■ **Exercise requirements**:
Go through the entries below and print each one exactly, leaving out pictures.

■ **Data for the task**:

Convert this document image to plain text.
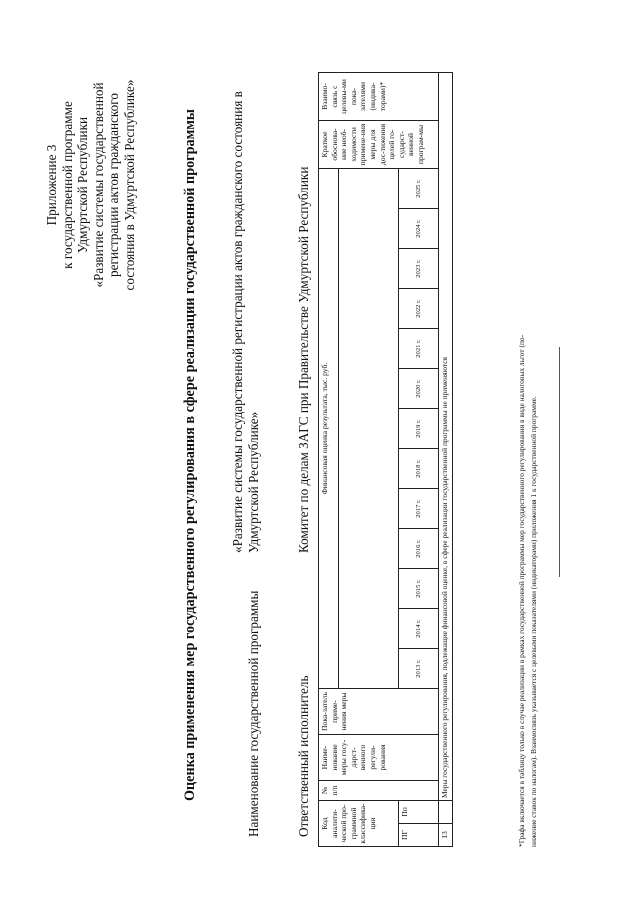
Приложение 3 к государственной программе Удмуртской Республики «Развитие системы государственной регистрации актов гражданского состояния в Удмуртской Республике»	Оценка применения мер государственного регулирования в сфере реализации государственной программы	Наименование государственной программы
«Развитие системы государственной регистрации актов гражданского состояния в Удмуртской Республике»
Ответственный исполнитель
Комитет по делам ЗАГС при Правительстве Удмуртской Республики
Код аналити-ческой про-граммной классифика-ции		№ п/п	Наиме-нование меры госу-дарст-венного регули-рования	Пока-затель приме-нения меры	Финансовая оценка результата, тыс. руб.													Краткое обоснова-ние необ-ходимости примене-ния меры для дос-тижения целей го-сударст-венной програм-мы	Взаимо-связь с целевы-ми пока-зателями (индика-торами)*

ПГ	Пп				2013 г.	2014 г.	2015 г.	2016 г.	2017 г.	2018 г.	2019 г.	2020 г.	2021 г.	2022 г.	2023 г.	2024 г.	2025 г.		
13		Меры государственного регулирования, подлежащие финансовой оценке, в сфере реализации государственной программы не применяются																		*Графа включается в таблицу только в случае реализации в рамках государственной программы мер государственного регулирования в виде налоговых льгот (по- нижение ставок по налогам). Взаимосвязь указывается с целевыми показателями (индикаторами) приложения 1 к государственной программе.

■ **Output below**:
Convert this document image to plain text.
Приложение 3 к государственной программе Удмуртской Республики «Развитие системы государственной регистрации актов гражданского состояния в Удмуртской Республике»	Оценка применения мер государственного регулирования в сфере реализации государственной программы	Наименование государственной программы
«Развитие системы государственной регистрации актов гражданского состояния в Удмуртской Республике»
Ответственный исполнитель
Комитет по делам ЗАГС при Правительстве Удмуртской Республики
Код аналити-ческой про-граммной классифика-ции		№ п/п	Наиме-нование меры госу-дарст-венного регули-рования	Пока-затель приме-нения меры	Финансовая оценка результата, тыс. руб.													Краткое обоснова-ние необ-ходимости примене-ния меры для дос-тижения целей го-сударст-венной програм-мы	Взаимо-связь с целевы-ми пока-зателями (индика-торами)*

ПГ	Пп				2013 г.	2014 г.	2015 г.	2016 г.	2017 г.	2018 г.	2019 г.	2020 г.	2021 г.	2022 г.	2023 г.	2024 г.	2025 г.		
13		Меры государственного регулирования, подлежащие финансовой оценке, в сфере реализации государственной программы не применяются																		*Графа включается в таблицу только в случае реализации в рамках государственной программы мер государственного регулирования в виде налоговых льгот (по- нижение ставок по налогам). Взаимосвязь указывается с целевыми показателями (индикаторами) приложения 1 к государственной программе.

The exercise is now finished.